<<<<

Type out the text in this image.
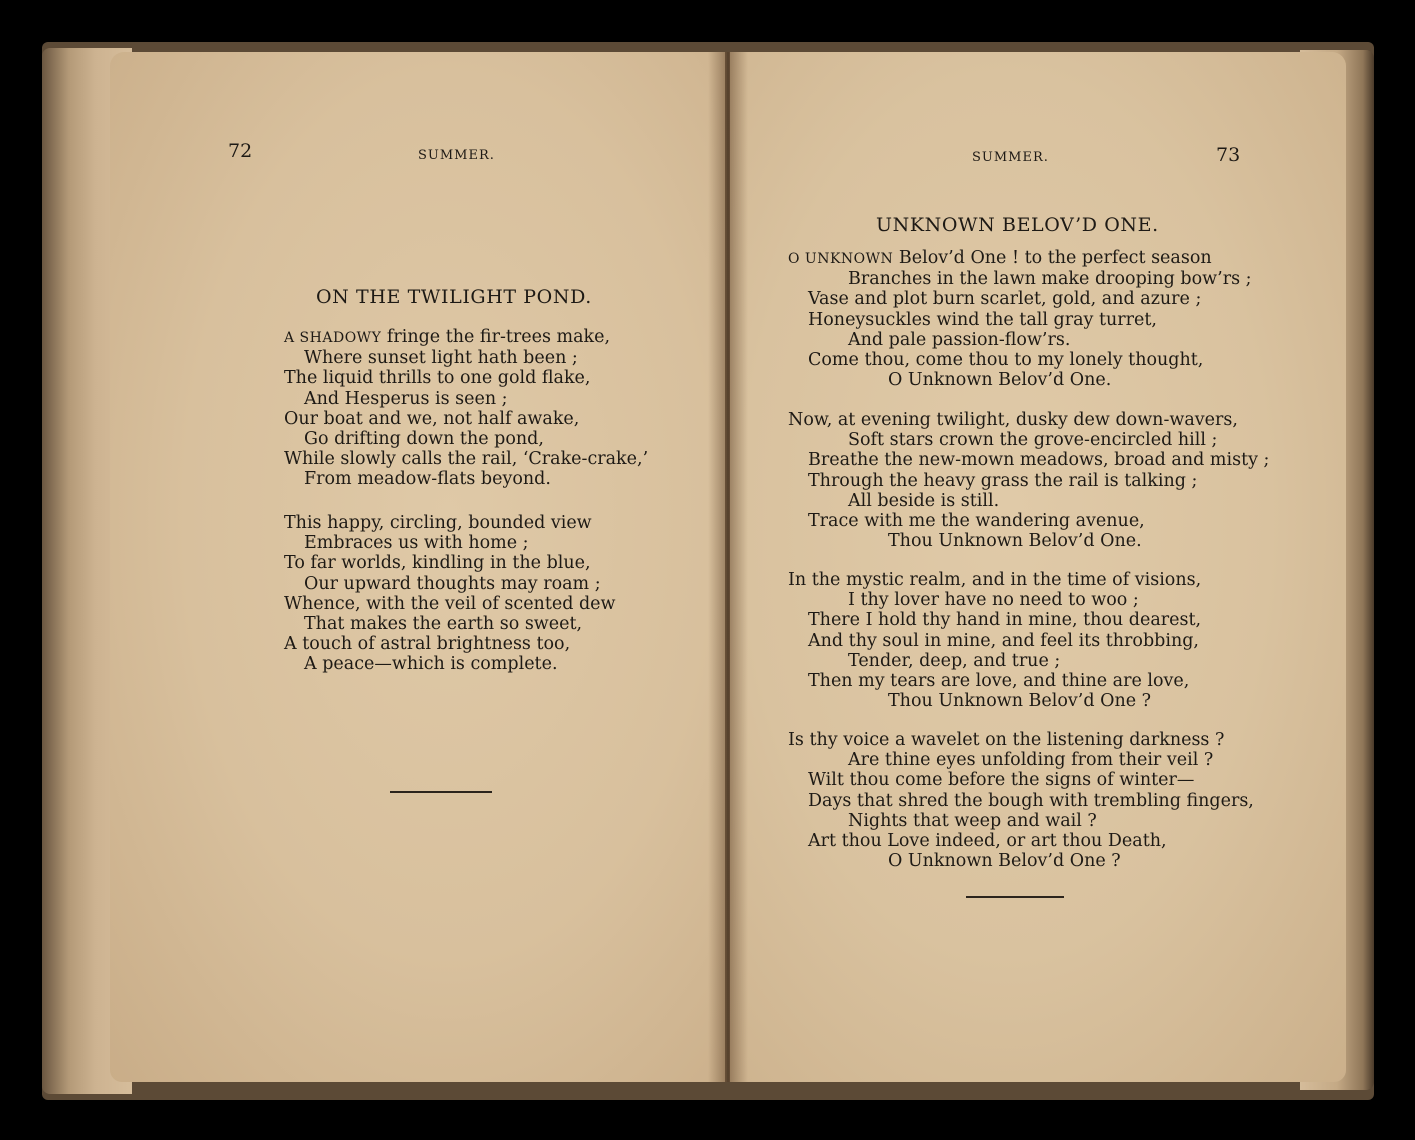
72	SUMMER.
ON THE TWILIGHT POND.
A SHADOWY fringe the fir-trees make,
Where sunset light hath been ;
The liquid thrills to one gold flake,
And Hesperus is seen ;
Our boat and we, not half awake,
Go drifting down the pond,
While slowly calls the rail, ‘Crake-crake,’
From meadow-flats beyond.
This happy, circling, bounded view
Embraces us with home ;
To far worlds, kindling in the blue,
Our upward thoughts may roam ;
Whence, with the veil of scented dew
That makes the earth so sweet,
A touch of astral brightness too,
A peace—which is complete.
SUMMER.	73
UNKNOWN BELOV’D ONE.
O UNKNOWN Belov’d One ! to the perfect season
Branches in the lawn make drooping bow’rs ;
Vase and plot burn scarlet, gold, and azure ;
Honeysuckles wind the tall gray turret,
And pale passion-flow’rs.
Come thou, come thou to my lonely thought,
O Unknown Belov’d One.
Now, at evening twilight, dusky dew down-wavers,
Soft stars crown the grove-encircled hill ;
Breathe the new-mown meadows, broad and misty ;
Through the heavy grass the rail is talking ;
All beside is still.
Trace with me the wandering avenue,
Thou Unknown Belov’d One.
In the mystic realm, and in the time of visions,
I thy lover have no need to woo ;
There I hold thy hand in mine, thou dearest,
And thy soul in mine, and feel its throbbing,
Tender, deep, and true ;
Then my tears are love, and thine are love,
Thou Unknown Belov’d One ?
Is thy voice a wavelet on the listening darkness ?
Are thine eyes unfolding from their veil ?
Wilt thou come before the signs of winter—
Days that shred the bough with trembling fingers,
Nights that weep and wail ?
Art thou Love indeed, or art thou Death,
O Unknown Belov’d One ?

>>>>
<<<<

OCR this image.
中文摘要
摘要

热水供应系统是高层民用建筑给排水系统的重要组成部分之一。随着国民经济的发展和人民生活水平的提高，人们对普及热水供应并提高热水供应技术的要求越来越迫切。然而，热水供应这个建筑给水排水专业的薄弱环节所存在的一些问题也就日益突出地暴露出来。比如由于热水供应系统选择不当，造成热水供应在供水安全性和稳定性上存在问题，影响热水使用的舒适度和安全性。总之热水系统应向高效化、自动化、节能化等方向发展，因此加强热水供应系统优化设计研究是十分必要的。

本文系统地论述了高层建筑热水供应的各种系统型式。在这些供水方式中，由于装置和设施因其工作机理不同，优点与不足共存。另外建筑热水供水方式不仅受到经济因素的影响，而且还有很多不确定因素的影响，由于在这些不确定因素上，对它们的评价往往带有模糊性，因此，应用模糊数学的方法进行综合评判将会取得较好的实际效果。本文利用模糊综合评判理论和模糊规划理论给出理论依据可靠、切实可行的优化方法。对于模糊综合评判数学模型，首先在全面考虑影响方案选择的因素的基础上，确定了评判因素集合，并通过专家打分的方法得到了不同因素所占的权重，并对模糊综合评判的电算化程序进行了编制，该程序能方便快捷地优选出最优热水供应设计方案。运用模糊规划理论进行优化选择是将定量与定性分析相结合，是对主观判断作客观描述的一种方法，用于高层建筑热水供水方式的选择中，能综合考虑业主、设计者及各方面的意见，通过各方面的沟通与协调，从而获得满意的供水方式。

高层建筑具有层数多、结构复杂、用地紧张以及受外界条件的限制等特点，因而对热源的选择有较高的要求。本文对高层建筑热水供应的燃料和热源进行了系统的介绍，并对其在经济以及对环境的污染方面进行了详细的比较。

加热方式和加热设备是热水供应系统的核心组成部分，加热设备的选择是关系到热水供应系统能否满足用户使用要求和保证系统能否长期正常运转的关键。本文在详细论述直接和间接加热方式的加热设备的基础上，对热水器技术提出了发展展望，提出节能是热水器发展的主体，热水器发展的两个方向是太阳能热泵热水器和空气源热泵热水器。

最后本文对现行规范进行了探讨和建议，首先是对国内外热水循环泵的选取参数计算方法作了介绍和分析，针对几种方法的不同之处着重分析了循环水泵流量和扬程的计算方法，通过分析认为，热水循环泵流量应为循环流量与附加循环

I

>>>>

**To be done**: Gather up the lines containing the word "veil" from these records and copy them.

**Exercise answer**:
Whence, with the veil of scented dew
Are thine eyes unfolding from their veil ?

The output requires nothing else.